> Records supplied:
########################################

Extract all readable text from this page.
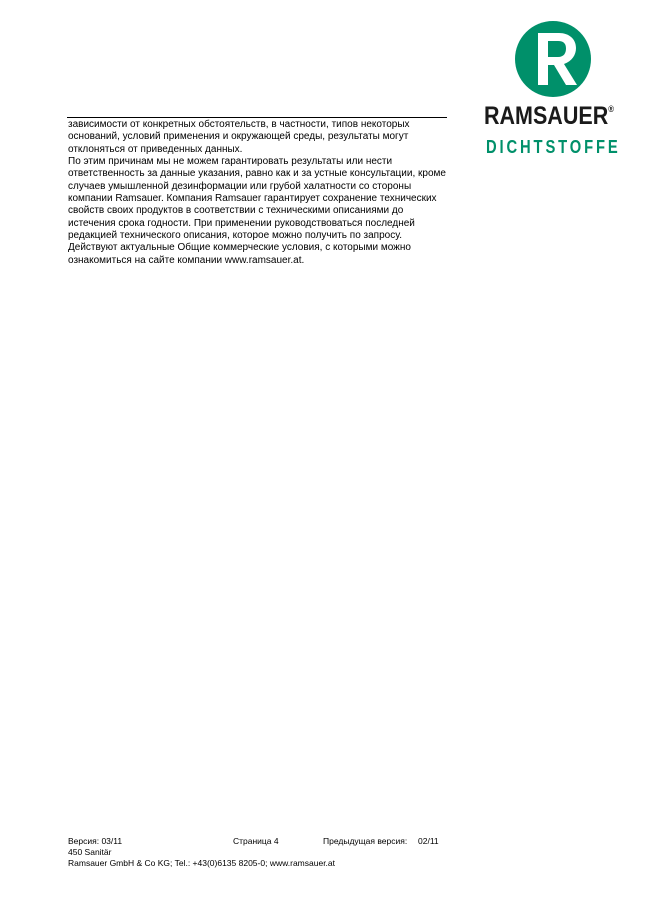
RAMSAUER®
DICHTSTOFFE

зависимости от конкретных обстоятельств, в частности, типов некоторых оснований, условий применения и окружающей среды, результаты могут отклоняться от приведенных данных.

По этим причинам мы не можем гарантировать результаты или нести ответственность за данные указания, равно как и за устные консультации, кроме случаев умышленной дезинформации или грубой халатности со стороны компании Ramsauer. Компания Ramsauer гарантирует сохранение технических свойств своих продуктов в соответствии с техническими описаниями до истечения срока годности. При применении руководствоваться последней редакцией технического описания, которое можно получить по запросу. Действуют актуальные Общие коммерческие условия, с которыми можно ознакомиться на сайте компании www.ramsauer.at.

Версия: 03/11	Страница 4	Предыдущая версия: 02/11
450 Sanitär
Ramsauer GmbH & Co KG; Tel.: +43(0)6135 8205-0; www.ramsauer.at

########################################

> Task to complete:
Return each line exactly as written. Any picture gets left out.

> Response:
Extract all readable text from this page.
RAMSAUER®
DICHTSTOFFE

зависимости от конкретных обстоятельств, в частности, типов некоторых оснований, условий применения и окружающей среды, результаты могут отклоняться от приведенных данных.

По этим причинам мы не можем гарантировать результаты или нести ответственность за данные указания, равно как и за устные консультации, кроме случаев умышленной дезинформации или грубой халатности со стороны компании Ramsauer. Компания Ramsauer гарантирует сохранение технических свойств своих продуктов в соответствии с техническими описаниями до истечения срока годности. При применении руководствоваться последней редакцией технического описания, которое можно получить по запросу. Действуют актуальные Общие коммерческие условия, с которыми можно ознакомиться на сайте компании www.ramsauer.at.

Версия: 03/11	Страница 4	Предыдущая версия: 02/11
450 Sanitär
Ramsauer GmbH & Co KG; Tel.: +43(0)6135 8205-0; www.ramsauer.at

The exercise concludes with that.